-- Begin --
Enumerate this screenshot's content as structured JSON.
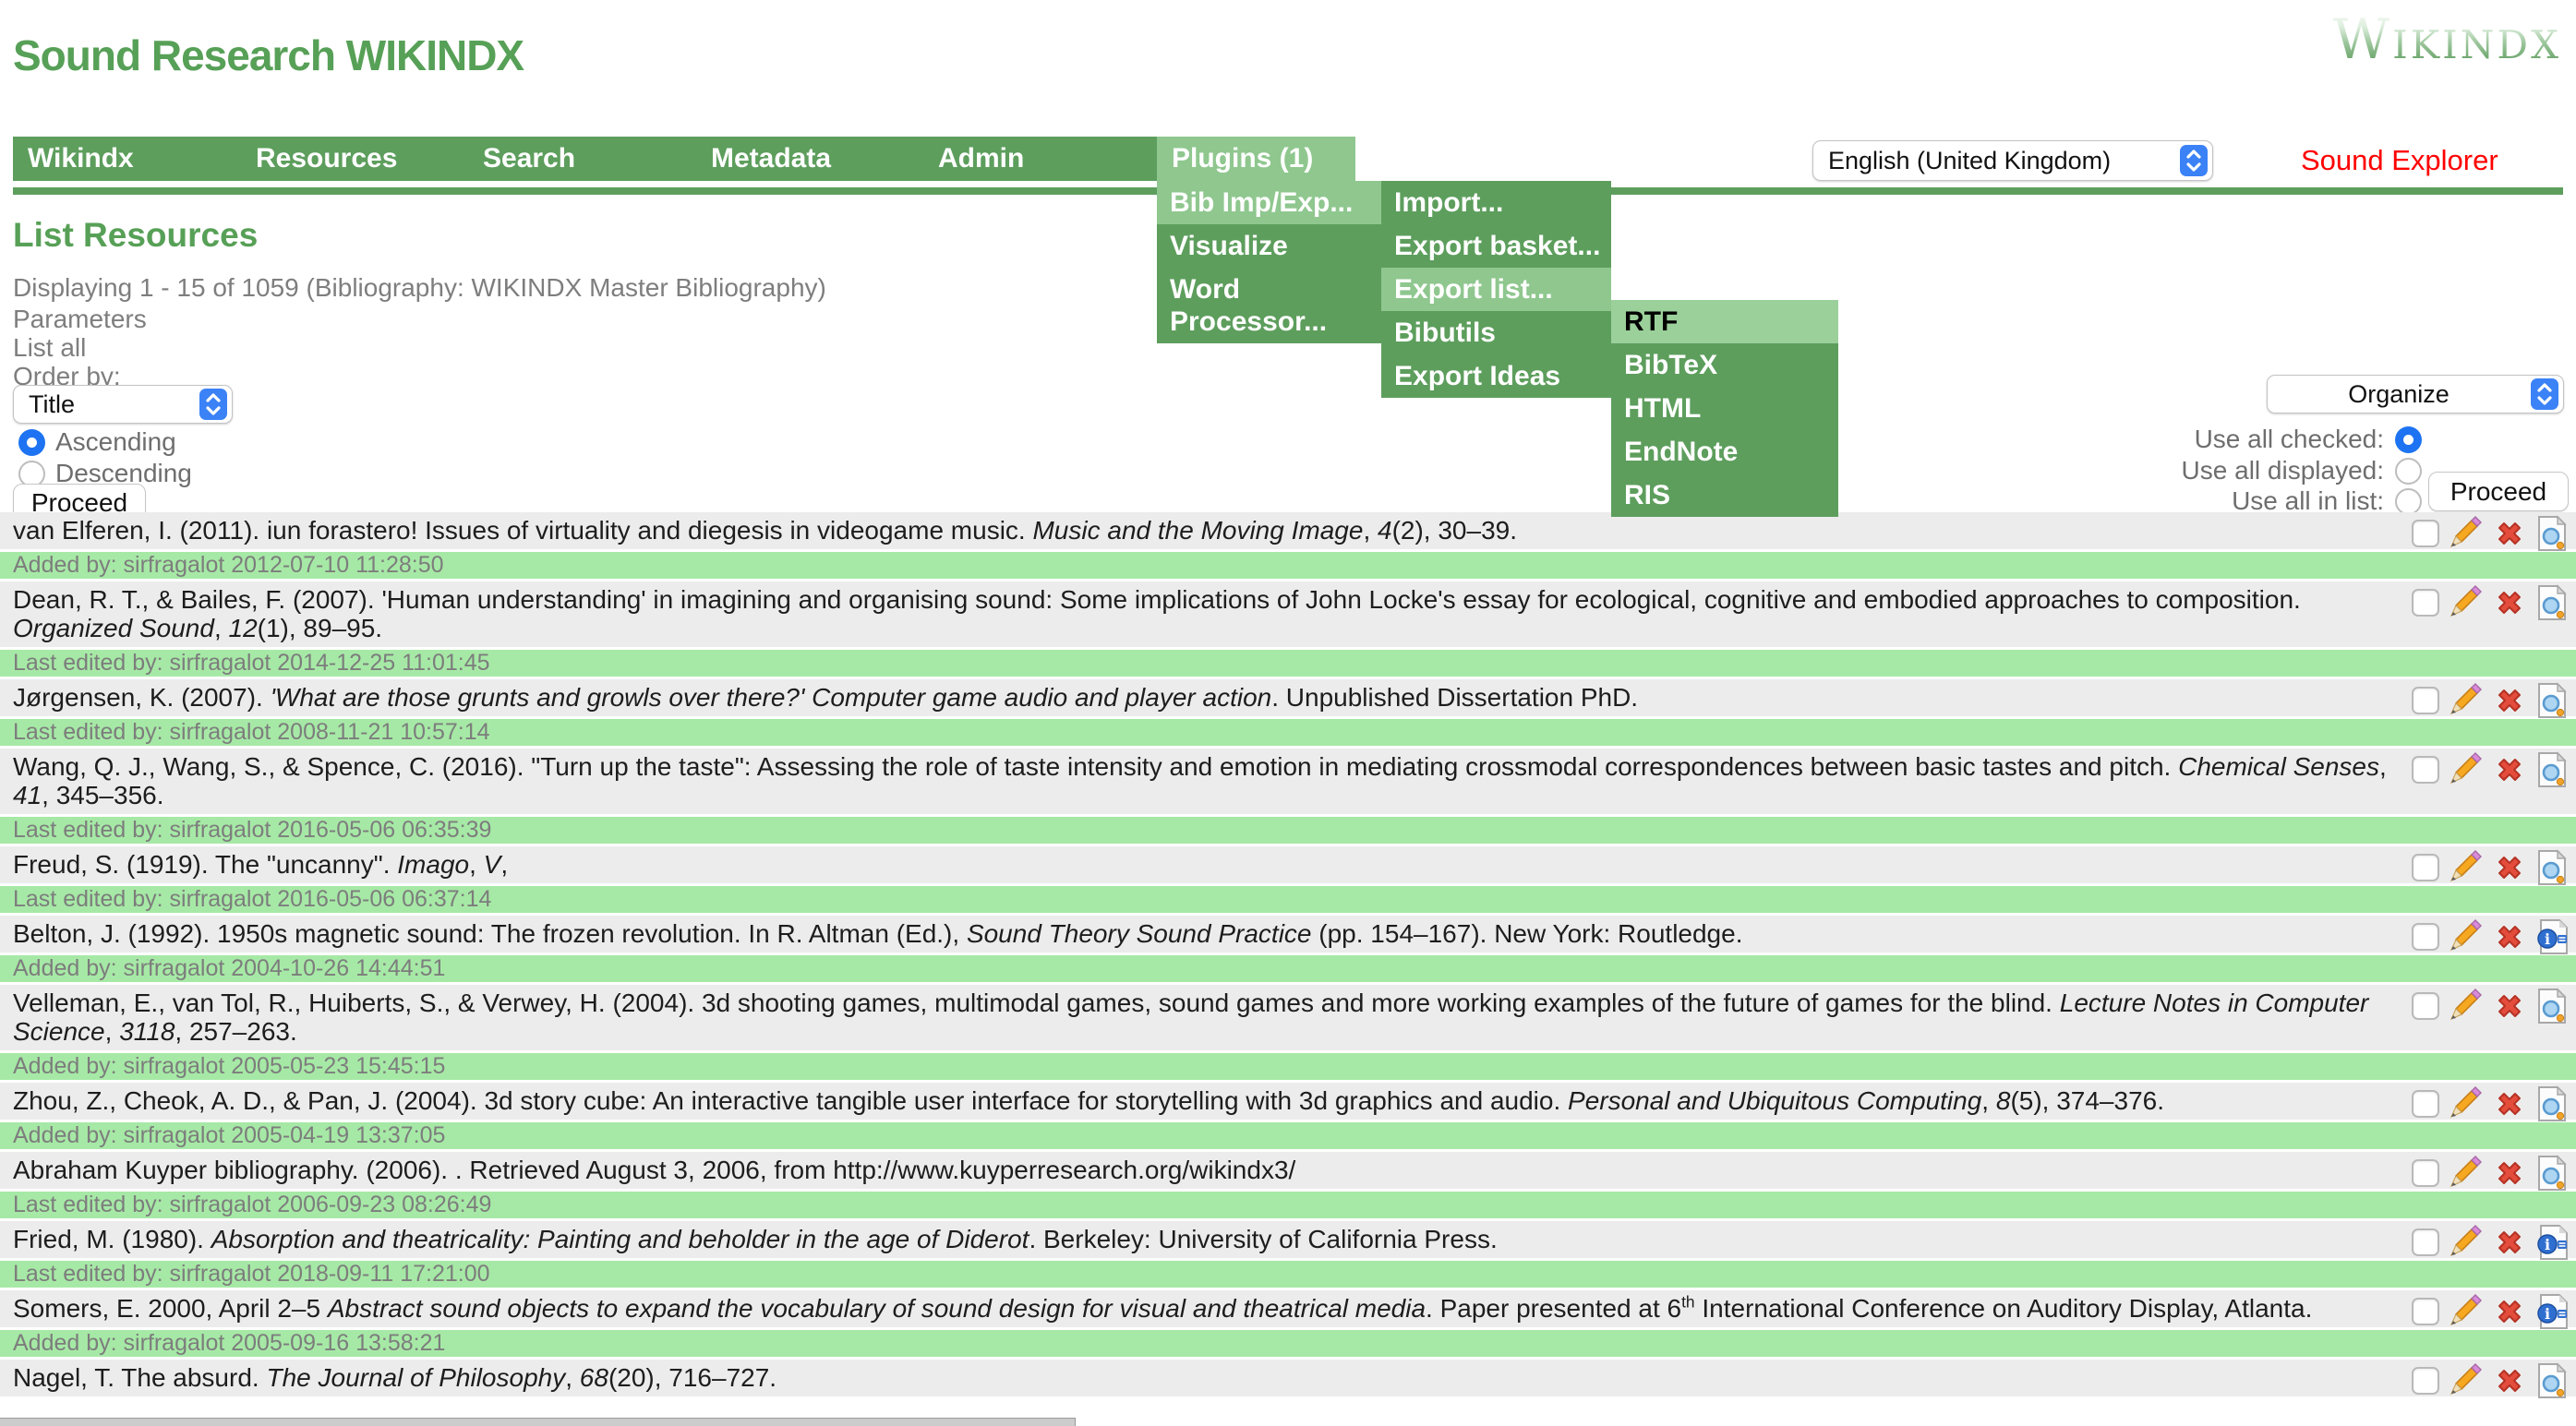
{
  "header": {
    "title": "Sound Research WIKINDX",
    "logo": "Wikindx",
    "language_select_value": "English (United Kingdom)",
    "explorer_label": "Sound Explorer",
    "accent_green": "#5d9e5d",
    "highlight_green": "#8fc78f",
    "bar_green": "#a6e9a6",
    "explorer_red": "#ff0000"
  },
  "nav": {
    "items": [
      {
        "label": "Wikindx",
        "active": false
      },
      {
        "label": "Resources",
        "active": false
      },
      {
        "label": "Search",
        "active": false
      },
      {
        "label": "Metadata",
        "active": false
      },
      {
        "label": "Admin",
        "active": false
      },
      {
        "label": "Plugins (1)",
        "active": true
      }
    ]
  },
  "menus": {
    "level1": [
      {
        "label": "Bib Imp/Exp...",
        "highlighted": true
      },
      {
        "label": "Visualize",
        "highlighted": false
      },
      {
        "label": "Word Processor...",
        "highlighted": false
      }
    ],
    "level2": [
      {
        "label": "Import...",
        "highlighted": false
      },
      {
        "label": "Export basket...",
        "highlighted": false
      },
      {
        "label": "Export list...",
        "highlighted": true
      },
      {
        "label": "Bibutils",
        "highlighted": false
      },
      {
        "label": "Export Ideas",
        "highlighted": false
      }
    ],
    "level3": [
      {
        "label": "RTF",
        "highlighted": true
      },
      {
        "label": "BibTeX",
        "highlighted": false
      },
      {
        "label": "HTML",
        "highlighted": false
      },
      {
        "label": "EndNote",
        "highlighted": false
      },
      {
        "label": "RIS",
        "highlighted": false
      }
    ]
  },
  "list_header": {
    "title": "List Resources",
    "displaying": "Displaying 1 - 15 of 1059 (Bibliography: WIKINDX Master Bibliography)",
    "parameters_label": "Parameters",
    "list_all_label": "List all",
    "order_by_label": "Order by:",
    "order_select_value": "Title",
    "ascending_label": "Ascending",
    "descending_label": "Descending",
    "ascending_checked": true,
    "proceed_label": "Proceed"
  },
  "organize": {
    "select_value": "Organize",
    "use_all_checked_label": "Use all checked:",
    "use_all_displayed_label": "Use all displayed:",
    "use_all_in_list_label": "Use all in list:",
    "checked_option": "use_all_checked",
    "proceed_label": "Proceed"
  },
  "rows": [
    {
      "segments": [
        {
          "t": "van Elferen, I. (2011). iun forastero! Issues of virtuality and diegesis in videogame music. "
        },
        {
          "t": "Music and the Moving Image",
          "i": true
        },
        {
          "t": ", "
        },
        {
          "t": "4",
          "i": true
        },
        {
          "t": "(2), 30–39."
        }
      ],
      "meta": "Added by: sirfragalot 2012-07-10 11:28:50",
      "view_icon": "magnifier"
    },
    {
      "segments": [
        {
          "t": "Dean, R. T., & Bailes, F. (2007). 'Human understanding' in imagining and organising sound: Some implications of John Locke's essay for ecological, cognitive and embodied approaches to composition. "
        },
        {
          "t": "Organized Sound",
          "i": true
        },
        {
          "t": ", "
        },
        {
          "t": "12",
          "i": true
        },
        {
          "t": "(1), 89–95."
        }
      ],
      "meta": "Last edited by: sirfragalot 2014-12-25 11:01:45",
      "view_icon": "magnifier"
    },
    {
      "segments": [
        {
          "t": "Jørgensen, K. (2007). "
        },
        {
          "t": "'What are those grunts and growls over there?' Computer game audio and player action",
          "i": true
        },
        {
          "t": ". Unpublished Dissertation PhD."
        }
      ],
      "meta": "Last edited by: sirfragalot 2008-11-21 10:57:14",
      "view_icon": "magnifier"
    },
    {
      "segments": [
        {
          "t": "Wang, Q. J., Wang, S., & Spence, C. (2016). \"Turn up the taste\": Assessing the role of taste intensity and emotion in mediating crossmodal correspondences between basic tastes and pitch. "
        },
        {
          "t": "Chemical Senses",
          "i": true
        },
        {
          "t": ", "
        },
        {
          "t": "41",
          "i": true
        },
        {
          "t": ", 345–356."
        }
      ],
      "meta": "Last edited by: sirfragalot 2016-05-06 06:35:39",
      "view_icon": "magnifier"
    },
    {
      "segments": [
        {
          "t": "Freud, S. (1919). The \"uncanny\". "
        },
        {
          "t": "Imago",
          "i": true
        },
        {
          "t": ", "
        },
        {
          "t": "V",
          "i": true
        },
        {
          "t": ","
        }
      ],
      "meta": "Last edited by: sirfragalot 2016-05-06 06:37:14",
      "view_icon": "magnifier"
    },
    {
      "segments": [
        {
          "t": "Belton, J. (1992). 1950s magnetic sound: The frozen revolution. In R. Altman (Ed.), "
        },
        {
          "t": "Sound Theory Sound Practice",
          "i": true
        },
        {
          "t": " (pp. 154–167). New York: Routledge."
        }
      ],
      "meta": "Added by: sirfragalot 2004-10-26 14:44:51",
      "view_icon": "info"
    },
    {
      "segments": [
        {
          "t": "Velleman, E., van Tol, R., Huiberts, S., & Verwey, H. (2004). 3d shooting games, multimodal games, sound games and more working examples of the future of games for the blind. "
        },
        {
          "t": "Lecture Notes in Computer Science",
          "i": true
        },
        {
          "t": ", "
        },
        {
          "t": "3118",
          "i": true
        },
        {
          "t": ", 257–263."
        }
      ],
      "meta": "Added by: sirfragalot 2005-05-23 15:45:15",
      "view_icon": "magnifier"
    },
    {
      "segments": [
        {
          "t": "Zhou, Z., Cheok, A. D., & Pan, J. (2004). 3d story cube: An interactive tangible user interface for storytelling with 3d graphics and audio. "
        },
        {
          "t": "Personal and Ubiquitous Computing",
          "i": true
        },
        {
          "t": ", "
        },
        {
          "t": "8",
          "i": true
        },
        {
          "t": "(5), 374–376."
        }
      ],
      "meta": "Added by: sirfragalot 2005-04-19 13:37:05",
      "view_icon": "magnifier"
    },
    {
      "segments": [
        {
          "t": "Abraham Kuyper bibliography. (2006). . Retrieved August 3, 2006, from http://www.kuyperresearch.org/wikindx3/"
        }
      ],
      "meta": "Last edited by: sirfragalot 2006-09-23 08:26:49",
      "view_icon": "magnifier"
    },
    {
      "segments": [
        {
          "t": "Fried, M. (1980). "
        },
        {
          "t": "Absorption and theatricality: Painting and beholder in the age of Diderot",
          "i": true
        },
        {
          "t": ". Berkeley: University of California Press."
        }
      ],
      "meta": "Last edited by: sirfragalot 2018-09-11 17:21:00",
      "view_icon": "info"
    },
    {
      "segments": [
        {
          "t": "Somers, E. 2000, April 2–5 "
        },
        {
          "t": "Abstract sound objects to expand the vocabulary of sound design for visual and theatrical media",
          "i": true
        },
        {
          "t": ". Paper presented at 6"
        },
        {
          "t": "th",
          "sup": true
        },
        {
          "t": " International Conference on Auditory Display, Atlanta."
        }
      ],
      "meta": "Added by: sirfragalot 2005-09-16 13:58:21",
      "view_icon": "info"
    },
    {
      "segments": [
        {
          "t": "Nagel, T. The absurd. "
        },
        {
          "t": "The Journal of Philosophy",
          "i": true
        },
        {
          "t": ", "
        },
        {
          "t": "68",
          "i": true
        },
        {
          "t": "(20), 716–727."
        }
      ],
      "meta": null,
      "view_icon": "magnifier"
    }
  ]
}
-- End --
## Requirements
Except for the pictures, copy the material above exactly.

## Result of the task
Enumerate this screenshot's content as structured JSON.
{
  "header": {
    "title": "Sound Research WIKINDX",
    "logo": "Wikindx",
    "language_select_value": "English (United Kingdom)",
    "explorer_label": "Sound Explorer",
    "accent_green": "#5d9e5d",
    "highlight_green": "#8fc78f",
    "bar_green": "#a6e9a6",
    "explorer_red": "#ff0000"
  },
  "nav": {
    "items": [
      {
        "label": "Wikindx",
        "active": false
      },
      {
        "label": "Resources",
        "active": false
      },
      {
        "label": "Search",
        "active": false
      },
      {
        "label": "Metadata",
        "active": false
      },
      {
        "label": "Admin",
        "active": false
      },
      {
        "label": "Plugins (1)",
        "active": true
      }
    ]
  },
  "menus": {
    "level1": [
      {
        "label": "Bib Imp/Exp...",
        "highlighted": true
      },
      {
        "label": "Visualize",
        "highlighted": false
      },
      {
        "label": "Word Processor...",
        "highlighted": false
      }
    ],
    "level2": [
      {
        "label": "Import...",
        "highlighted": false
      },
      {
        "label": "Export basket...",
        "highlighted": false
      },
      {
        "label": "Export list...",
        "highlighted": true
      },
      {
        "label": "Bibutils",
        "highlighted": false
      },
      {
        "label": "Export Ideas",
        "highlighted": false
      }
    ],
    "level3": [
      {
        "label": "RTF",
        "highlighted": true
      },
      {
        "label": "BibTeX",
        "highlighted": false
      },
      {
        "label": "HTML",
        "highlighted": false
      },
      {
        "label": "EndNote",
        "highlighted": false
      },
      {
        "label": "RIS",
        "highlighted": false
      }
    ]
  },
  "list_header": {
    "title": "List Resources",
    "displaying": "Displaying 1 - 15 of 1059 (Bibliography: WIKINDX Master Bibliography)",
    "parameters_label": "Parameters",
    "list_all_label": "List all",
    "order_by_label": "Order by:",
    "order_select_value": "Title",
    "ascending_label": "Ascending",
    "descending_label": "Descending",
    "ascending_checked": true,
    "proceed_label": "Proceed"
  },
  "organize": {
    "select_value": "Organize",
    "use_all_checked_label": "Use all checked:",
    "use_all_displayed_label": "Use all displayed:",
    "use_all_in_list_label": "Use all in list:",
    "checked_option": "use_all_checked",
    "proceed_label": "Proceed"
  },
  "rows": [
    {
      "segments": [
        {
          "t": "van Elferen, I. (2011). iun forastero! Issues of virtuality and diegesis in videogame music. "
        },
        {
          "t": "Music and the Moving Image",
          "i": true
        },
        {
          "t": ", "
        },
        {
          "t": "4",
          "i": true
        },
        {
          "t": "(2), 30–39."
        }
      ],
      "meta": "Added by: sirfragalot 2012-07-10 11:28:50",
      "view_icon": "magnifier"
    },
    {
      "segments": [
        {
          "t": "Dean, R. T., & Bailes, F. (2007). 'Human understanding' in imagining and organising sound: Some implications of John Locke's essay for ecological, cognitive and embodied approaches to composition. "
        },
        {
          "t": "Organized Sound",
          "i": true
        },
        {
          "t": ", "
        },
        {
          "t": "12",
          "i": true
        },
        {
          "t": "(1), 89–95."
        }
      ],
      "meta": "Last edited by: sirfragalot 2014-12-25 11:01:45",
      "view_icon": "magnifier"
    },
    {
      "segments": [
        {
          "t": "Jørgensen, K. (2007). "
        },
        {
          "t": "'What are those grunts and growls over there?' Computer game audio and player action",
          "i": true
        },
        {
          "t": ". Unpublished Dissertation PhD."
        }
      ],
      "meta": "Last edited by: sirfragalot 2008-11-21 10:57:14",
      "view_icon": "magnifier"
    },
    {
      "segments": [
        {
          "t": "Wang, Q. J., Wang, S., & Spence, C. (2016). \"Turn up the taste\": Assessing the role of taste intensity and emotion in mediating crossmodal correspondences between basic tastes and pitch. "
        },
        {
          "t": "Chemical Senses",
          "i": true
        },
        {
          "t": ", "
        },
        {
          "t": "41",
          "i": true
        },
        {
          "t": ", 345–356."
        }
      ],
      "meta": "Last edited by: sirfragalot 2016-05-06 06:35:39",
      "view_icon": "magnifier"
    },
    {
      "segments": [
        {
          "t": "Freud, S. (1919). The \"uncanny\". "
        },
        {
          "t": "Imago",
          "i": true
        },
        {
          "t": ", "
        },
        {
          "t": "V",
          "i": true
        },
        {
          "t": ","
        }
      ],
      "meta": "Last edited by: sirfragalot 2016-05-06 06:37:14",
      "view_icon": "magnifier"
    },
    {
      "segments": [
        {
          "t": "Belton, J. (1992). 1950s magnetic sound: The frozen revolution. In R. Altman (Ed.), "
        },
        {
          "t": "Sound Theory Sound Practice",
          "i": true
        },
        {
          "t": " (pp. 154–167). New York: Routledge."
        }
      ],
      "meta": "Added by: sirfragalot 2004-10-26 14:44:51",
      "view_icon": "info"
    },
    {
      "segments": [
        {
          "t": "Velleman, E., van Tol, R., Huiberts, S., & Verwey, H. (2004). 3d shooting games, multimodal games, sound games and more working examples of the future of games for the blind. "
        },
        {
          "t": "Lecture Notes in Computer Science",
          "i": true
        },
        {
          "t": ", "
        },
        {
          "t": "3118",
          "i": true
        },
        {
          "t": ", 257–263."
        }
      ],
      "meta": "Added by: sirfragalot 2005-05-23 15:45:15",
      "view_icon": "magnifier"
    },
    {
      "segments": [
        {
          "t": "Zhou, Z., Cheok, A. D., & Pan, J. (2004). 3d story cube: An interactive tangible user interface for storytelling with 3d graphics and audio. "
        },
        {
          "t": "Personal and Ubiquitous Computing",
          "i": true
        },
        {
          "t": ", "
        },
        {
          "t": "8",
          "i": true
        },
        {
          "t": "(5), 374–376."
        }
      ],
      "meta": "Added by: sirfragalot 2005-04-19 13:37:05",
      "view_icon": "magnifier"
    },
    {
      "segments": [
        {
          "t": "Abraham Kuyper bibliography. (2006). . Retrieved August 3, 2006, from http://www.kuyperresearch.org/wikindx3/"
        }
      ],
      "meta": "Last edited by: sirfragalot 2006-09-23 08:26:49",
      "view_icon": "magnifier"
    },
    {
      "segments": [
        {
          "t": "Fried, M. (1980). "
        },
        {
          "t": "Absorption and theatricality: Painting and beholder in the age of Diderot",
          "i": true
        },
        {
          "t": ". Berkeley: University of California Press."
        }
      ],
      "meta": "Last edited by: sirfragalot 2018-09-11 17:21:00",
      "view_icon": "info"
    },
    {
      "segments": [
        {
          "t": "Somers, E. 2000, April 2–5 "
        },
        {
          "t": "Abstract sound objects to expand the vocabulary of sound design for visual and theatrical media",
          "i": true
        },
        {
          "t": ". Paper presented at 6"
        },
        {
          "t": "th",
          "sup": true
        },
        {
          "t": " International Conference on Auditory Display, Atlanta."
        }
      ],
      "meta": "Added by: sirfragalot 2005-09-16 13:58:21",
      "view_icon": "info"
    },
    {
      "segments": [
        {
          "t": "Nagel, T. The absurd. "
        },
        {
          "t": "The Journal of Philosophy",
          "i": true
        },
        {
          "t": ", "
        },
        {
          "t": "68",
          "i": true
        },
        {
          "t": "(20), 716–727."
        }
      ],
      "meta": null,
      "view_icon": "magnifier"
    }
  ]
}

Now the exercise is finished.